Locate each line containing the string "title" and copy it out.

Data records
- - -
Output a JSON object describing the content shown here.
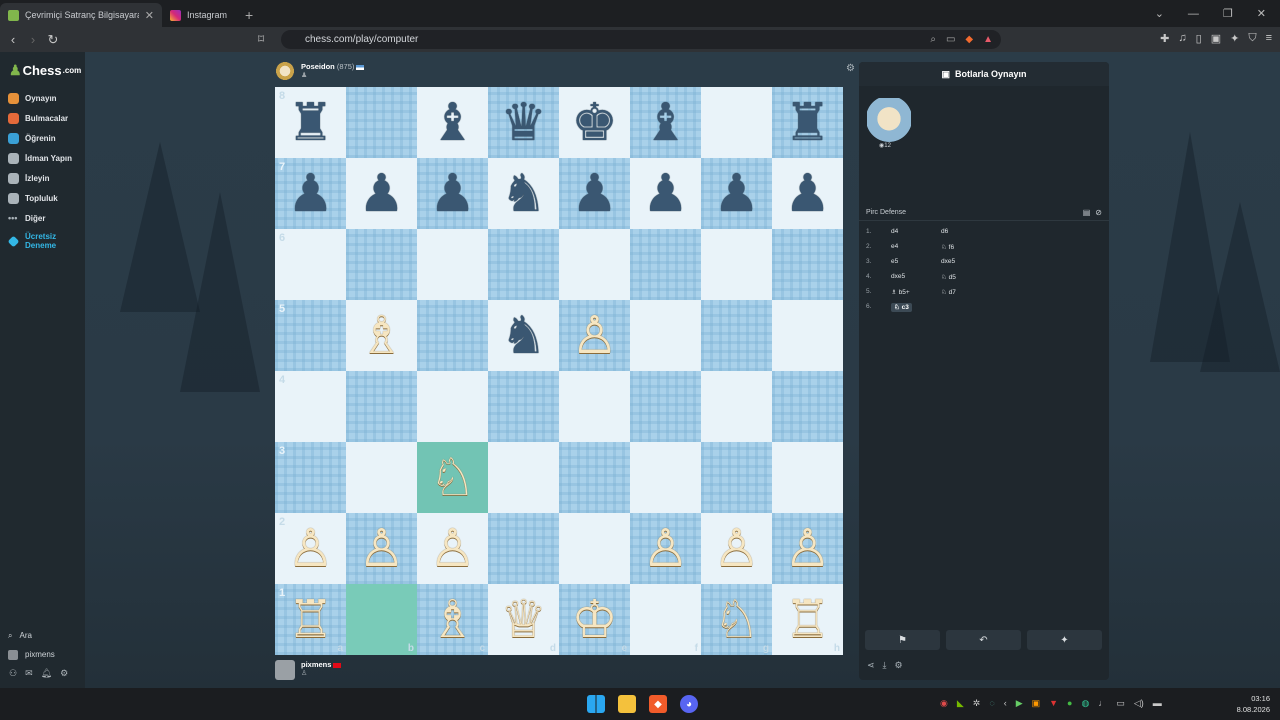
{
  "browser": {
    "tabs": [
      {
        "title": "Çevrimiçi Satranç Bilgisayara...",
        "active": true
      },
      {
        "title": "Instagram",
        "active": false
      }
    ],
    "url": "chess.com/play/computer"
  },
  "sidebar": {
    "logo": "Chess",
    "logo_suffix": ".com",
    "items": [
      {
        "label": "Oynayın",
        "icon": "play-icon",
        "color": "#e6913a"
      },
      {
        "label": "Bulmacalar",
        "icon": "puzzle-icon",
        "color": "#e46a3a"
      },
      {
        "label": "Öğrenin",
        "icon": "learn-icon",
        "color": "#3aa0d6"
      },
      {
        "label": "İdman Yapın",
        "icon": "train-icon",
        "color": "#aab3b9"
      },
      {
        "label": "İzleyin",
        "icon": "watch-icon",
        "color": "#aab3b9"
      },
      {
        "label": "Topluluk",
        "icon": "community-icon",
        "color": "#aab3b9"
      },
      {
        "label": "Diğer",
        "icon": "more-icon",
        "color": "#aab3b9"
      },
      {
        "label": "Ücretsiz Deneme",
        "icon": "diamond-icon",
        "color": "#33b7e6"
      }
    ],
    "search_label": "Ara",
    "user_label": "pixmens"
  },
  "top_player": {
    "name": "Poseidon",
    "rating": "(875)"
  },
  "bottom_player": {
    "name": "pixmens"
  },
  "board": {
    "ranks": [
      "8",
      "7",
      "6",
      "5",
      "4",
      "3",
      "2",
      "1"
    ],
    "files": [
      "a",
      "b",
      "c",
      "d",
      "e",
      "f",
      "g",
      "h"
    ],
    "rows": [
      [
        "♜",
        "",
        "♝",
        "♛",
        "♚",
        "♝",
        "",
        "♜"
      ],
      [
        "♟",
        "♟",
        "♟",
        "♞",
        "♟",
        "♟",
        "♟",
        "♟"
      ],
      [
        "",
        "",
        "",
        "",
        "",
        "",
        "",
        ""
      ],
      [
        "",
        "♗",
        "",
        "♞",
        "♙",
        "",
        "",
        ""
      ],
      [
        "",
        "",
        "",
        "",
        "",
        "",
        "",
        ""
      ],
      [
        "",
        "",
        "♘",
        "",
        "",
        "",
        "",
        ""
      ],
      [
        "♙",
        "♙",
        "♙",
        "",
        "",
        "♙",
        "♙",
        "♙"
      ],
      [
        "♖",
        "",
        "♗",
        "♕",
        "♔",
        "",
        "♘",
        "♖"
      ]
    ],
    "colors": [
      [
        "b",
        "",
        "b",
        "b",
        "b",
        "b",
        "",
        "b"
      ],
      [
        "b",
        "b",
        "b",
        "b",
        "b",
        "b",
        "b",
        "b"
      ],
      [
        "",
        "",
        "",
        "",
        "",
        "",
        "",
        ""
      ],
      [
        "",
        "w",
        "",
        "b",
        "w",
        "",
        "",
        ""
      ],
      [
        "",
        "",
        "",
        "",
        "",
        "",
        "",
        ""
      ],
      [
        "",
        "",
        "w",
        "",
        "",
        "",
        "",
        ""
      ],
      [
        "w",
        "w",
        "w",
        "",
        "",
        "w",
        "w",
        "w"
      ],
      [
        "w",
        "",
        "w",
        "w",
        "w",
        "",
        "w",
        "w"
      ]
    ]
  },
  "panel": {
    "title": "Botlarla Oynayın",
    "bot_level": "12",
    "opening": "Pirc Defense",
    "moves": [
      {
        "n": "1.",
        "w": "d4",
        "b": "d6"
      },
      {
        "n": "2.",
        "w": "e4",
        "b": "♘ f6"
      },
      {
        "n": "3.",
        "w": "e5",
        "b": "dxe5"
      },
      {
        "n": "4.",
        "w": "dxe5",
        "b": "♘ d5"
      },
      {
        "n": "5.",
        "w": "♗ b5+",
        "b": "♘ d7"
      },
      {
        "n": "6.",
        "w": "♘ c3",
        "b": ""
      }
    ]
  },
  "taskbar": {
    "time": "03:16",
    "date": "8.08.2026"
  }
}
- - -
Result of this exercise
        "title": "Çevrimiçi Satranç Bilgisayara...",
        "title": "Instagram",
    "title": "Botlarla Oynayın",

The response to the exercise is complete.